> _Material shown_
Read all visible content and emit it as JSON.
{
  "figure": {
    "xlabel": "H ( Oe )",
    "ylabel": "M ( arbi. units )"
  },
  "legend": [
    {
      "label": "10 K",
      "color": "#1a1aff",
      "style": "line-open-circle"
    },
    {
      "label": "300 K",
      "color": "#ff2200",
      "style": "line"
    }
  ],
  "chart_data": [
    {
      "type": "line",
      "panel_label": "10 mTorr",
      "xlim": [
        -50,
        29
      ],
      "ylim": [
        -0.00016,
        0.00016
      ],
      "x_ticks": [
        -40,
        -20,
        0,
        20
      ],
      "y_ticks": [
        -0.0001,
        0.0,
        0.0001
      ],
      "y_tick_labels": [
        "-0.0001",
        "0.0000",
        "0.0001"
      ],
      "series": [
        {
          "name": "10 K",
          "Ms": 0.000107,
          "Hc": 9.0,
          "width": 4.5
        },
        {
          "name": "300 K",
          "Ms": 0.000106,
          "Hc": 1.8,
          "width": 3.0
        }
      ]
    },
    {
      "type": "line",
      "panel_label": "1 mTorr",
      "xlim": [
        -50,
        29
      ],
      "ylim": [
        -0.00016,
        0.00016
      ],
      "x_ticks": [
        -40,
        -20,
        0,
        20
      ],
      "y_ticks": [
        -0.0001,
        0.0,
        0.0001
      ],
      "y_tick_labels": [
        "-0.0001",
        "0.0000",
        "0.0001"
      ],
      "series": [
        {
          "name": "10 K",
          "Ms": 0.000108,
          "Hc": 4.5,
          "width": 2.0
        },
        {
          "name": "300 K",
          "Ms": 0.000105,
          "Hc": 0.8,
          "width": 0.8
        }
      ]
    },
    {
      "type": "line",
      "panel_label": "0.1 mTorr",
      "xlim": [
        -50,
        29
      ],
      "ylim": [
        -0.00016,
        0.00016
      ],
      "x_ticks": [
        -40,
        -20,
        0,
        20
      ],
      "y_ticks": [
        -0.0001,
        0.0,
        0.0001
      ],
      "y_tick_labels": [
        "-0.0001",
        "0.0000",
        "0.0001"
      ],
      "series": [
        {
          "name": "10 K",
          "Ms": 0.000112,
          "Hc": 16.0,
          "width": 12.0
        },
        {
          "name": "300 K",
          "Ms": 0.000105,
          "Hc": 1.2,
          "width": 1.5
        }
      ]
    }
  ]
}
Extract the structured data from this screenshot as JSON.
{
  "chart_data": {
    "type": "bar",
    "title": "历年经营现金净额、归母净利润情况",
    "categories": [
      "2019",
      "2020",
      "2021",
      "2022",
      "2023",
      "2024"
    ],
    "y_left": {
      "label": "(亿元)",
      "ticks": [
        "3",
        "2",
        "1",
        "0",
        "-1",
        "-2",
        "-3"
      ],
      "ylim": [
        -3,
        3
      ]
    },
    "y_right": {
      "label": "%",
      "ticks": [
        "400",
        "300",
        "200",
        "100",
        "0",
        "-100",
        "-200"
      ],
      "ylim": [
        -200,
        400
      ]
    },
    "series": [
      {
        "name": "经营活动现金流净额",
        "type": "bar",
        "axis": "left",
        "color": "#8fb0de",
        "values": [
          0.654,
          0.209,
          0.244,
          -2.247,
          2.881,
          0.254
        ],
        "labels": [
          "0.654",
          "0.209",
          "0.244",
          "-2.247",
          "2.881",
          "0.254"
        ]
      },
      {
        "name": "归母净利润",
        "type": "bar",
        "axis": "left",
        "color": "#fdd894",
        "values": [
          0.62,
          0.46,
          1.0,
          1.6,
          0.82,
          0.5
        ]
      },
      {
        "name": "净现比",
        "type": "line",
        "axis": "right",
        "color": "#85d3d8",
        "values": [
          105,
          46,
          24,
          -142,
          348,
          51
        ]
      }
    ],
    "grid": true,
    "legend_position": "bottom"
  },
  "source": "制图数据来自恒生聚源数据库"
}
...
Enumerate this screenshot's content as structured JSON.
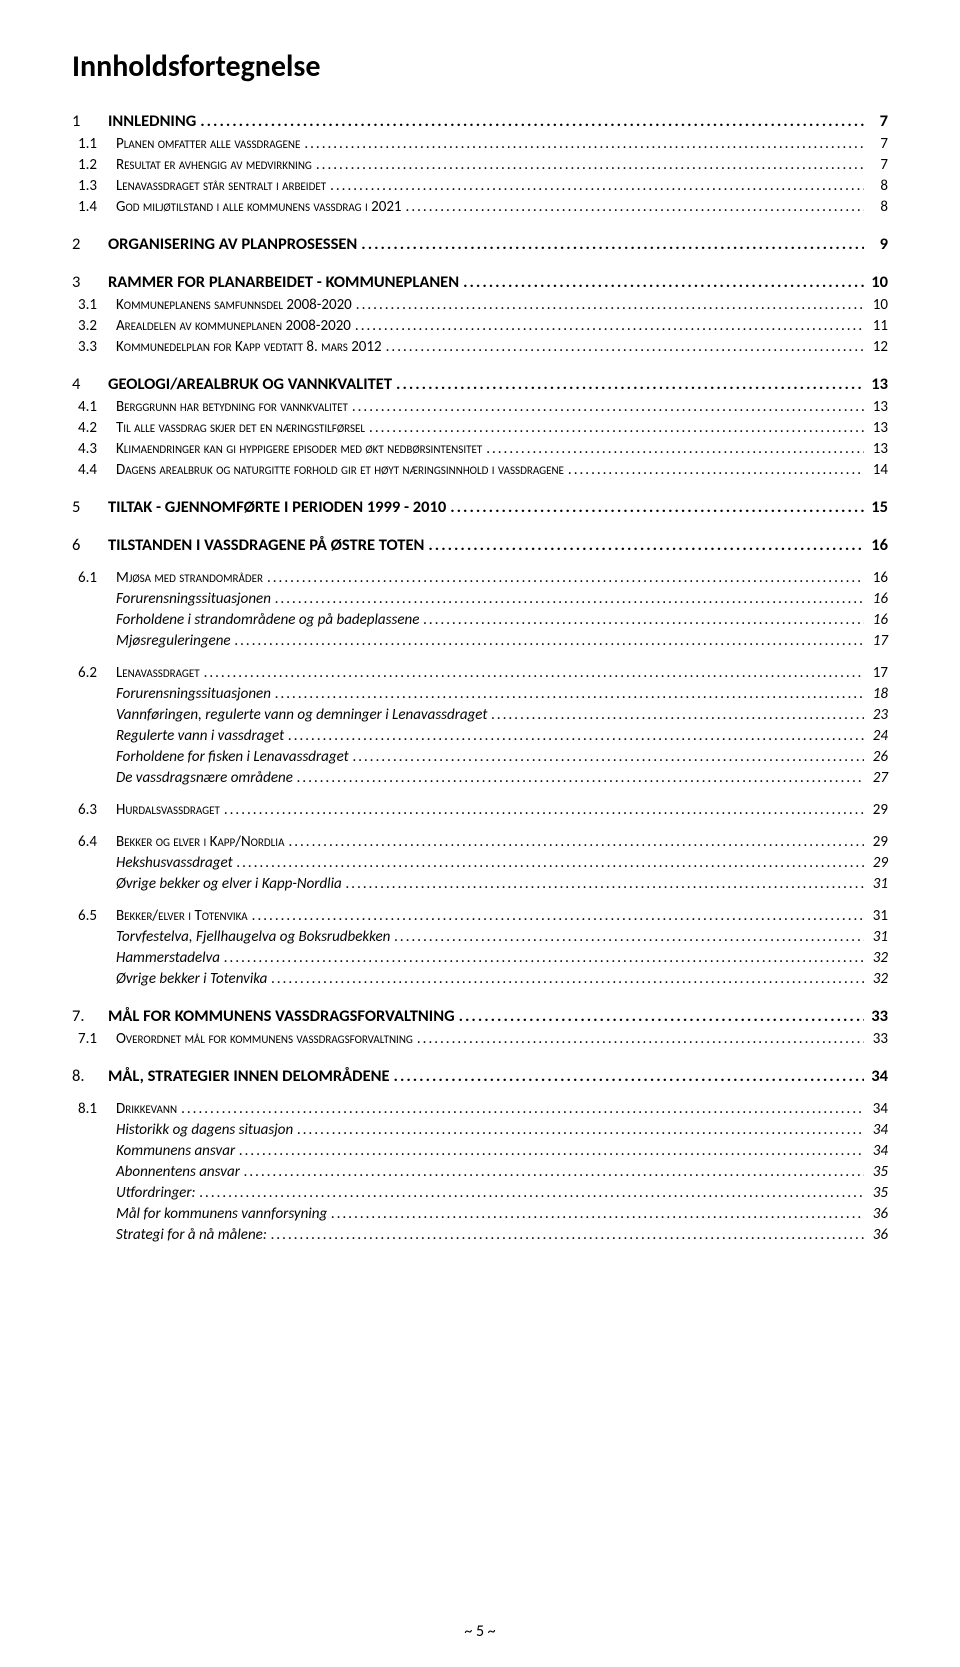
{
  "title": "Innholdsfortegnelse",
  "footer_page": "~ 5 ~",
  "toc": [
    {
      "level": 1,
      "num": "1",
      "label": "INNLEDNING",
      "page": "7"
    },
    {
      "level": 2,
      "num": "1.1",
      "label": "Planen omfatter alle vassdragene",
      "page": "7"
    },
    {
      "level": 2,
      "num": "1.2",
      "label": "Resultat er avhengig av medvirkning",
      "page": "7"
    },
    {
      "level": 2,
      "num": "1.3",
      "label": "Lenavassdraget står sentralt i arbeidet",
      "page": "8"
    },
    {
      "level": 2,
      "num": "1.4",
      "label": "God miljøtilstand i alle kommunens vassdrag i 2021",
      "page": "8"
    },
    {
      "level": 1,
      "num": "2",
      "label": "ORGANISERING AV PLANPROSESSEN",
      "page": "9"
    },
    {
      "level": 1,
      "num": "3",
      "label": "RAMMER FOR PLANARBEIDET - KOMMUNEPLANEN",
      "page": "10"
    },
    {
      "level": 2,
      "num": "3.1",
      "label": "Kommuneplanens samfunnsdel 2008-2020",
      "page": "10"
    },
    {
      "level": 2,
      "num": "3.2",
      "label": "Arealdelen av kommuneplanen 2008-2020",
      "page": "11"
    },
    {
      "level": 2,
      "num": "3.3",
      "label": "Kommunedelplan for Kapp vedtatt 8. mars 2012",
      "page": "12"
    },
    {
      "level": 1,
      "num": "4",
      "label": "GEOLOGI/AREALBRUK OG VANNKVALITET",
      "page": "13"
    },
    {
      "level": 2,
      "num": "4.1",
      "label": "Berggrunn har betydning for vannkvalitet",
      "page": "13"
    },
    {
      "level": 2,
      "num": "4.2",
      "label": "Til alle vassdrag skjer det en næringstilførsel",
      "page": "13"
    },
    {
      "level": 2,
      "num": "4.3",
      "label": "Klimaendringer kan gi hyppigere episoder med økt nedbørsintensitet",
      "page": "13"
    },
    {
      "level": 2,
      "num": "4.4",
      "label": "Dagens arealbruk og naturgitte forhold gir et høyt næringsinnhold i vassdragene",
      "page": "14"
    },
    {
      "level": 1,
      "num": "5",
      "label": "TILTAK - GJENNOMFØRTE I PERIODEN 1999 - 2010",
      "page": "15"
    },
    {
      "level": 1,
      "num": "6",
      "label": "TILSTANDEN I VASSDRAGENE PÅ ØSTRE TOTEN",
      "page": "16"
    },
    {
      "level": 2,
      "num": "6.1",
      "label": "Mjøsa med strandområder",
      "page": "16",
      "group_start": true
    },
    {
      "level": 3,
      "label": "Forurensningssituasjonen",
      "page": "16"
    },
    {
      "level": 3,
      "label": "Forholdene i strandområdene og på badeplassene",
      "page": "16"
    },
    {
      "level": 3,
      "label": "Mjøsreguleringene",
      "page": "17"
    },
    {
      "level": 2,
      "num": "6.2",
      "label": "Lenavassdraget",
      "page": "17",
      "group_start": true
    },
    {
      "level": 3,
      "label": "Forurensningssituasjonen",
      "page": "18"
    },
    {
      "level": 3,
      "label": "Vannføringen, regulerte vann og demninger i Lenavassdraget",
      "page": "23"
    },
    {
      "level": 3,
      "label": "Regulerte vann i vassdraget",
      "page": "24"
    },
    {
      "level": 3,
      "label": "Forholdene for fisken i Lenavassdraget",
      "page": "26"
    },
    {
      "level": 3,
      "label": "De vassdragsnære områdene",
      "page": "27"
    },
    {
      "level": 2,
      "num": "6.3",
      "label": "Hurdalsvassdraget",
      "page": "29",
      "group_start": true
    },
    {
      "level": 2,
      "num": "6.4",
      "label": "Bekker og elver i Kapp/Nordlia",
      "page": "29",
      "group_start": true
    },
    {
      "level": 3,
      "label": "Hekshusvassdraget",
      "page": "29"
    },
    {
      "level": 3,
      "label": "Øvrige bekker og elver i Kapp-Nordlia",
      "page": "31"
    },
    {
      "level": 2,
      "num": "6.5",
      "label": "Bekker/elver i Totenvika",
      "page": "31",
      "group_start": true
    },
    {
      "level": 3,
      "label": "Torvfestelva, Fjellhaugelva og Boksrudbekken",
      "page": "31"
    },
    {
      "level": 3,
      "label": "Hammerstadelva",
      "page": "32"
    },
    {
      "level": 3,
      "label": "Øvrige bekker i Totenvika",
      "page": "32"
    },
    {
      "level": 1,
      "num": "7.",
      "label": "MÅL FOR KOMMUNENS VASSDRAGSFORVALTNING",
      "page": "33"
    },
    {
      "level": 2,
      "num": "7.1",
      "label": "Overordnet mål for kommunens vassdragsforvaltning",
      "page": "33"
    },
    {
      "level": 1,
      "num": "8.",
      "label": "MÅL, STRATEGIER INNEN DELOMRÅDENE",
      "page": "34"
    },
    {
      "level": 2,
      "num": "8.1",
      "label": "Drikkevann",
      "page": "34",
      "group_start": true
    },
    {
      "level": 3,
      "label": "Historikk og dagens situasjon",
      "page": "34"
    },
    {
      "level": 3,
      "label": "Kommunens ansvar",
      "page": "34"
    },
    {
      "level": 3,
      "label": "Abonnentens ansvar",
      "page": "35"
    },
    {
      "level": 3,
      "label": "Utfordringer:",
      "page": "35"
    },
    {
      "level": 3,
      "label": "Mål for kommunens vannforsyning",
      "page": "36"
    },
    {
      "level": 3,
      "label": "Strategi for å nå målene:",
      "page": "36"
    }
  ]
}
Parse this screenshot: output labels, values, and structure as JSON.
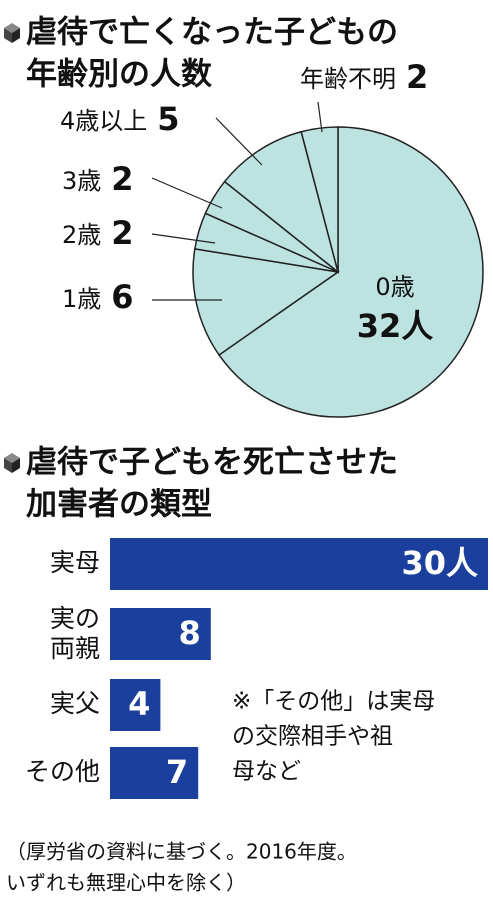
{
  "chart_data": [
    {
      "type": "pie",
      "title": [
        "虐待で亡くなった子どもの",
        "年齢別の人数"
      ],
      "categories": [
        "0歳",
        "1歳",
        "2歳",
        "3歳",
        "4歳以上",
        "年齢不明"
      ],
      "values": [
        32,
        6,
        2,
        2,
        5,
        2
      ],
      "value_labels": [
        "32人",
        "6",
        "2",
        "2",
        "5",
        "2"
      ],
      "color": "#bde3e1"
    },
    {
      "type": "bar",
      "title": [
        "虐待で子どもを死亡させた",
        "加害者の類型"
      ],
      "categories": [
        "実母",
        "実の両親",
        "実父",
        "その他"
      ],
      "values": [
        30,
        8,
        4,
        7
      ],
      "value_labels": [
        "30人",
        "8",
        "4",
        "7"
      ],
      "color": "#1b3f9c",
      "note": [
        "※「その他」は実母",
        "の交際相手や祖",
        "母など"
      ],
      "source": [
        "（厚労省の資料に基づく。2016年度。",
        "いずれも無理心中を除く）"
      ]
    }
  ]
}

> _What needs to be done_
Gather up, from the records above, each line where the word "elver" appears.

> _Answer to this task_
      "label": "Bekker og elver i Kapp/Nordlia",
      "label": "Øvrige bekker og elver i Kapp-Nordlia",
      "label": "Bekker/elver i Totenvika",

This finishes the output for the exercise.